» **What is asked**:
Output every line below without omitting or altering anything.

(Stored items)
--
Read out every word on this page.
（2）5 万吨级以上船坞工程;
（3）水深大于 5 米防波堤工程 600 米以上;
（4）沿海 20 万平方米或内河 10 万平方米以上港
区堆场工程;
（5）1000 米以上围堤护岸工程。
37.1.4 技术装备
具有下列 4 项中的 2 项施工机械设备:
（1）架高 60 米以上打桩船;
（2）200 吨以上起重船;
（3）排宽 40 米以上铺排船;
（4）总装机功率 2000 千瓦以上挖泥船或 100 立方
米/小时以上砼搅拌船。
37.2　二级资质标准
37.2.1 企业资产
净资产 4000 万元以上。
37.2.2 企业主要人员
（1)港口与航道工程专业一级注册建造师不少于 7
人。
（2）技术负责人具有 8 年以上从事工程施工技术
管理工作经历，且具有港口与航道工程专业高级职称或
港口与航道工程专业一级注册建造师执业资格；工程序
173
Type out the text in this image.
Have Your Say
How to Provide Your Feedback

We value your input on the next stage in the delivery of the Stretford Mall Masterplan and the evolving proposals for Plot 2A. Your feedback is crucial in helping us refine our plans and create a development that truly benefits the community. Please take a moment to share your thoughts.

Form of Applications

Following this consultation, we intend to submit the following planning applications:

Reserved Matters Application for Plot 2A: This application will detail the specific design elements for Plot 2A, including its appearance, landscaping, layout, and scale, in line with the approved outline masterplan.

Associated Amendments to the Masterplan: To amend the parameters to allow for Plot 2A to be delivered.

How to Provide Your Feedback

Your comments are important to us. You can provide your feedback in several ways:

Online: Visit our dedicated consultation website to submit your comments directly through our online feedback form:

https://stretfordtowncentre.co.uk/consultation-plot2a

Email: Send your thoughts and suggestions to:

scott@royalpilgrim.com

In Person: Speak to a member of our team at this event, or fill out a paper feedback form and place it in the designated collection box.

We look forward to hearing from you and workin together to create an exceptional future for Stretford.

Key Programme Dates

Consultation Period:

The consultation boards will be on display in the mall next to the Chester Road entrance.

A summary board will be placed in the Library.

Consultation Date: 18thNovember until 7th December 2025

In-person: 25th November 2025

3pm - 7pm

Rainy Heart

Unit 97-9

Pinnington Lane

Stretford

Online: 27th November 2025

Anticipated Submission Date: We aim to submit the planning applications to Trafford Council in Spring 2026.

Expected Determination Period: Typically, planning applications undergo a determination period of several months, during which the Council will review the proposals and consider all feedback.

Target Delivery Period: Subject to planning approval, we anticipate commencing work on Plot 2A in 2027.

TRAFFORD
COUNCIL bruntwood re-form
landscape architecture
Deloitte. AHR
--
» **Result for this task**:
Read out every word on this page.
（2）5 万吨级以上船坞工程;
（3）水深大于 5 米防波堤工程 600 米以上;
（4）沿海 20 万平方米或内河 10 万平方米以上港
区堆场工程;
（5）1000 米以上围堤护岸工程。
37.1.4 技术装备
具有下列 4 项中的 2 项施工机械设备:
（1）架高 60 米以上打桩船;
（2）200 吨以上起重船;
（3）排宽 40 米以上铺排船;
（4）总装机功率 2000 千瓦以上挖泥船或 100 立方
米/小时以上砼搅拌船。
37.2　二级资质标准
37.2.1 企业资产
净资产 4000 万元以上。
37.2.2 企业主要人员
（1)港口与航道工程专业一级注册建造师不少于 7
人。
（2）技术负责人具有 8 年以上从事工程施工技术
管理工作经历，且具有港口与航道工程专业高级职称或
港口与航道工程专业一级注册建造师执业资格；工程序
173
Type out the text in this image.
Have Your Say
How to Provide Your Feedback

We value your input on the next stage in the delivery of the Stretford Mall Masterplan and the evolving proposals for Plot 2A. Your feedback is crucial in helping us refine our plans and create a development that truly benefits the community. Please take a moment to share your thoughts.

Form of Applications

Following this consultation, we intend to submit the following planning applications:

Reserved Matters Application for Plot 2A: This application will detail the specific design elements for Plot 2A, including its appearance, landscaping, layout, and scale, in line with the approved outline masterplan.

Associated Amendments to the Masterplan: To amend the parameters to allow for Plot 2A to be delivered.

How to Provide Your Feedback

Your comments are important to us. You can provide your feedback in several ways:

Online: Visit our dedicated consultation website to submit your comments directly through our online feedback form:

https://stretfordtowncentre.co.uk/consultation-plot2a

Email: Send your thoughts and suggestions to:

scott@royalpilgrim.com

In Person: Speak to a member of our team at this event, or fill out a paper feedback form and place it in the designated collection box.

We look forward to hearing from you and workin together to create an exceptional future for Stretford.

Key Programme Dates

Consultation Period:

The consultation boards will be on display in the mall next to the Chester Road entrance.

A summary board will be placed in the Library.

Consultation Date: 18thNovember until 7th December 2025

In-person: 25th November 2025

3pm - 7pm

Rainy Heart

Unit 97-9

Pinnington Lane

Stretford

Online: 27th November 2025

Anticipated Submission Date: We aim to submit the planning applications to Trafford Council in Spring 2026.

Expected Determination Period: Typically, planning applications undergo a determination period of several months, during which the Council will review the proposals and consider all feedback.

Target Delivery Period: Subject to planning approval, we anticipate commencing work on Plot 2A in 2027.

TRAFFORD
COUNCIL bruntwood re-form
landscape architecture
Deloitte. AHR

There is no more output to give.